====== Input ======

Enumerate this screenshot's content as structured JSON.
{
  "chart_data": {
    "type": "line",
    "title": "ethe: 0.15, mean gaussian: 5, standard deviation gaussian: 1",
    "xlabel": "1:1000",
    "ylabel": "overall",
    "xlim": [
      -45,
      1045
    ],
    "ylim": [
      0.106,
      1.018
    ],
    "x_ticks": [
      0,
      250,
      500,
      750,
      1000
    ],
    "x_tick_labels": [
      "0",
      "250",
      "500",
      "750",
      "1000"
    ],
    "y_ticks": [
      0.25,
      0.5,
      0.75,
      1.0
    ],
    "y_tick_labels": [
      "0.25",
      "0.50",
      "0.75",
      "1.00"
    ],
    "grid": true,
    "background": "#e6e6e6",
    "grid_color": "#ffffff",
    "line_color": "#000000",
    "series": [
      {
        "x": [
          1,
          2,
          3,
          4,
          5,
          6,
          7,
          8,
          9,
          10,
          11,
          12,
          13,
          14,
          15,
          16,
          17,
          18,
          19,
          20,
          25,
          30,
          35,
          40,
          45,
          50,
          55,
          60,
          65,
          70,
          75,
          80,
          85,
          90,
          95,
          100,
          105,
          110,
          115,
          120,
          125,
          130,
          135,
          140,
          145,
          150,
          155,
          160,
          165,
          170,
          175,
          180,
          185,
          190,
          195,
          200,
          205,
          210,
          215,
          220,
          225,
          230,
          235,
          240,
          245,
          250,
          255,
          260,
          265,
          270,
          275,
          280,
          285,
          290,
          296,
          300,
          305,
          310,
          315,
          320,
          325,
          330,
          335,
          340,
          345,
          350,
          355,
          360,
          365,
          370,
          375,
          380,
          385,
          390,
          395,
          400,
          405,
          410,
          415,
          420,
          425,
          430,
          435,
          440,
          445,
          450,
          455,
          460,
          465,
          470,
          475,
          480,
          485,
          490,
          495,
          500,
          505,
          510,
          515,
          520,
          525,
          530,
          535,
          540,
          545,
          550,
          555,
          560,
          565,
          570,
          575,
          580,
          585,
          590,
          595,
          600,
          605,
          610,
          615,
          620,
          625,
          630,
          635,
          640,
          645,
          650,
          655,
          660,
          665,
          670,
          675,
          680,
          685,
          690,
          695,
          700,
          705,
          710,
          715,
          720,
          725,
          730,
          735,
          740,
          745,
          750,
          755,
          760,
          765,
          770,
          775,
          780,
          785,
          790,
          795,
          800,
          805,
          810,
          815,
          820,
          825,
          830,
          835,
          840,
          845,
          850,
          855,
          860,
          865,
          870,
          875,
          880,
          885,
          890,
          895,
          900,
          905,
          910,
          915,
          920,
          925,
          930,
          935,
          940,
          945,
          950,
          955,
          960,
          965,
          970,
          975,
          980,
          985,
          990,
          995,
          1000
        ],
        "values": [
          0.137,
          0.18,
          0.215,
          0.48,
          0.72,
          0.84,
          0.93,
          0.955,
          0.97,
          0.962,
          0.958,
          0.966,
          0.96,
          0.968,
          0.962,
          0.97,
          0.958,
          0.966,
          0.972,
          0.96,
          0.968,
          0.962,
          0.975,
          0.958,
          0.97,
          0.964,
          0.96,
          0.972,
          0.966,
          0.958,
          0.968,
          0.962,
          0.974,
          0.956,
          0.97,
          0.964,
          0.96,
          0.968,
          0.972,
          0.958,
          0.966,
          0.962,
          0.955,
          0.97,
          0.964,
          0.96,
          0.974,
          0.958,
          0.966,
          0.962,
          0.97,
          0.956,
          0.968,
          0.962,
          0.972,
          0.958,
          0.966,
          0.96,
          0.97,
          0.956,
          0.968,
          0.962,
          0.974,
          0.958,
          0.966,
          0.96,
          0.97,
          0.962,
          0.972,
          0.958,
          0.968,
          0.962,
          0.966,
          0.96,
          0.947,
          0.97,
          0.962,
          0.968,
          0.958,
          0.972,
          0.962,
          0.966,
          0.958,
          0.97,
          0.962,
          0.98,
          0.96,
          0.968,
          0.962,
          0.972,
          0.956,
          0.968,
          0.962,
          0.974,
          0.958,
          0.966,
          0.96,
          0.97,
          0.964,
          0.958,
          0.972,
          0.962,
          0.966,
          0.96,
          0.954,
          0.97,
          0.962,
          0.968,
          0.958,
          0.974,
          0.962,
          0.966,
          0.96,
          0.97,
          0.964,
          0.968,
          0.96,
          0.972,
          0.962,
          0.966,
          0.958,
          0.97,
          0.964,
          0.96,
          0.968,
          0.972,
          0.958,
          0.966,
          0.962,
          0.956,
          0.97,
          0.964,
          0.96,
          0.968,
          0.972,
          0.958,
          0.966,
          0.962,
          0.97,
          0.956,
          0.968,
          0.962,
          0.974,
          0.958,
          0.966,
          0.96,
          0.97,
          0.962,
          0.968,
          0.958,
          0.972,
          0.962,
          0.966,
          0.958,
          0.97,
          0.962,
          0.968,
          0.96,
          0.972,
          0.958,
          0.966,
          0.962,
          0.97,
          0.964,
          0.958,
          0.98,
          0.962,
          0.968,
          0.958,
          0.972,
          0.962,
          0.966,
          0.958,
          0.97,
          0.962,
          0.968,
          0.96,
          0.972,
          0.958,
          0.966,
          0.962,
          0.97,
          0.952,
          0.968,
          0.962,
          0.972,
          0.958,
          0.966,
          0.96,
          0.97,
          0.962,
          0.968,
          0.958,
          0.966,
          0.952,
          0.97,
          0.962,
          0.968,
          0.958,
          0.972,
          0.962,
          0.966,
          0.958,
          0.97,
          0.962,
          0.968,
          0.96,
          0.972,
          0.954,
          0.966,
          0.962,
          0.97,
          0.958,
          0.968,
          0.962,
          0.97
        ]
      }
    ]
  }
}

======

◆ **Directions**: Repeat each record exactly. Omit nothing.

◆ **Result of the task**:
Enumerate this screenshot's content as structured JSON.
{
  "chart_data": {
    "type": "line",
    "title": "ethe: 0.15, mean gaussian: 5, standard deviation gaussian: 1",
    "xlabel": "1:1000",
    "ylabel": "overall",
    "xlim": [
      -45,
      1045
    ],
    "ylim": [
      0.106,
      1.018
    ],
    "x_ticks": [
      0,
      250,
      500,
      750,
      1000
    ],
    "x_tick_labels": [
      "0",
      "250",
      "500",
      "750",
      "1000"
    ],
    "y_ticks": [
      0.25,
      0.5,
      0.75,
      1.0
    ],
    "y_tick_labels": [
      "0.25",
      "0.50",
      "0.75",
      "1.00"
    ],
    "grid": true,
    "background": "#e6e6e6",
    "grid_color": "#ffffff",
    "line_color": "#000000",
    "series": [
      {
        "x": [
          1,
          2,
          3,
          4,
          5,
          6,
          7,
          8,
          9,
          10,
          11,
          12,
          13,
          14,
          15,
          16,
          17,
          18,
          19,
          20,
          25,
          30,
          35,
          40,
          45,
          50,
          55,
          60,
          65,
          70,
          75,
          80,
          85,
          90,
          95,
          100,
          105,
          110,
          115,
          120,
          125,
          130,
          135,
          140,
          145,
          150,
          155,
          160,
          165,
          170,
          175,
          180,
          185,
          190,
          195,
          200,
          205,
          210,
          215,
          220,
          225,
          230,
          235,
          240,
          245,
          250,
          255,
          260,
          265,
          270,
          275,
          280,
          285,
          290,
          296,
          300,
          305,
          310,
          315,
          320,
          325,
          330,
          335,
          340,
          345,
          350,
          355,
          360,
          365,
          370,
          375,
          380,
          385,
          390,
          395,
          400,
          405,
          410,
          415,
          420,
          425,
          430,
          435,
          440,
          445,
          450,
          455,
          460,
          465,
          470,
          475,
          480,
          485,
          490,
          495,
          500,
          505,
          510,
          515,
          520,
          525,
          530,
          535,
          540,
          545,
          550,
          555,
          560,
          565,
          570,
          575,
          580,
          585,
          590,
          595,
          600,
          605,
          610,
          615,
          620,
          625,
          630,
          635,
          640,
          645,
          650,
          655,
          660,
          665,
          670,
          675,
          680,
          685,
          690,
          695,
          700,
          705,
          710,
          715,
          720,
          725,
          730,
          735,
          740,
          745,
          750,
          755,
          760,
          765,
          770,
          775,
          780,
          785,
          790,
          795,
          800,
          805,
          810,
          815,
          820,
          825,
          830,
          835,
          840,
          845,
          850,
          855,
          860,
          865,
          870,
          875,
          880,
          885,
          890,
          895,
          900,
          905,
          910,
          915,
          920,
          925,
          930,
          935,
          940,
          945,
          950,
          955,
          960,
          965,
          970,
          975,
          980,
          985,
          990,
          995,
          1000
        ],
        "values": [
          0.137,
          0.18,
          0.215,
          0.48,
          0.72,
          0.84,
          0.93,
          0.955,
          0.97,
          0.962,
          0.958,
          0.966,
          0.96,
          0.968,
          0.962,
          0.97,
          0.958,
          0.966,
          0.972,
          0.96,
          0.968,
          0.962,
          0.975,
          0.958,
          0.97,
          0.964,
          0.96,
          0.972,
          0.966,
          0.958,
          0.968,
          0.962,
          0.974,
          0.956,
          0.97,
          0.964,
          0.96,
          0.968,
          0.972,
          0.958,
          0.966,
          0.962,
          0.955,
          0.97,
          0.964,
          0.96,
          0.974,
          0.958,
          0.966,
          0.962,
          0.97,
          0.956,
          0.968,
          0.962,
          0.972,
          0.958,
          0.966,
          0.96,
          0.97,
          0.956,
          0.968,
          0.962,
          0.974,
          0.958,
          0.966,
          0.96,
          0.97,
          0.962,
          0.972,
          0.958,
          0.968,
          0.962,
          0.966,
          0.96,
          0.947,
          0.97,
          0.962,
          0.968,
          0.958,
          0.972,
          0.962,
          0.966,
          0.958,
          0.97,
          0.962,
          0.98,
          0.96,
          0.968,
          0.962,
          0.972,
          0.956,
          0.968,
          0.962,
          0.974,
          0.958,
          0.966,
          0.96,
          0.97,
          0.964,
          0.958,
          0.972,
          0.962,
          0.966,
          0.96,
          0.954,
          0.97,
          0.962,
          0.968,
          0.958,
          0.974,
          0.962,
          0.966,
          0.96,
          0.97,
          0.964,
          0.968,
          0.96,
          0.972,
          0.962,
          0.966,
          0.958,
          0.97,
          0.964,
          0.96,
          0.968,
          0.972,
          0.958,
          0.966,
          0.962,
          0.956,
          0.97,
          0.964,
          0.96,
          0.968,
          0.972,
          0.958,
          0.966,
          0.962,
          0.97,
          0.956,
          0.968,
          0.962,
          0.974,
          0.958,
          0.966,
          0.96,
          0.97,
          0.962,
          0.968,
          0.958,
          0.972,
          0.962,
          0.966,
          0.958,
          0.97,
          0.962,
          0.968,
          0.96,
          0.972,
          0.958,
          0.966,
          0.962,
          0.97,
          0.964,
          0.958,
          0.98,
          0.962,
          0.968,
          0.958,
          0.972,
          0.962,
          0.966,
          0.958,
          0.97,
          0.962,
          0.968,
          0.96,
          0.972,
          0.958,
          0.966,
          0.962,
          0.97,
          0.952,
          0.968,
          0.962,
          0.972,
          0.958,
          0.966,
          0.96,
          0.97,
          0.962,
          0.968,
          0.958,
          0.966,
          0.952,
          0.97,
          0.962,
          0.968,
          0.958,
          0.972,
          0.962,
          0.966,
          0.958,
          0.97,
          0.962,
          0.968,
          0.96,
          0.972,
          0.954,
          0.966,
          0.962,
          0.97,
          0.958,
          0.968,
          0.962,
          0.97
        ]
      }
    ]
  }
}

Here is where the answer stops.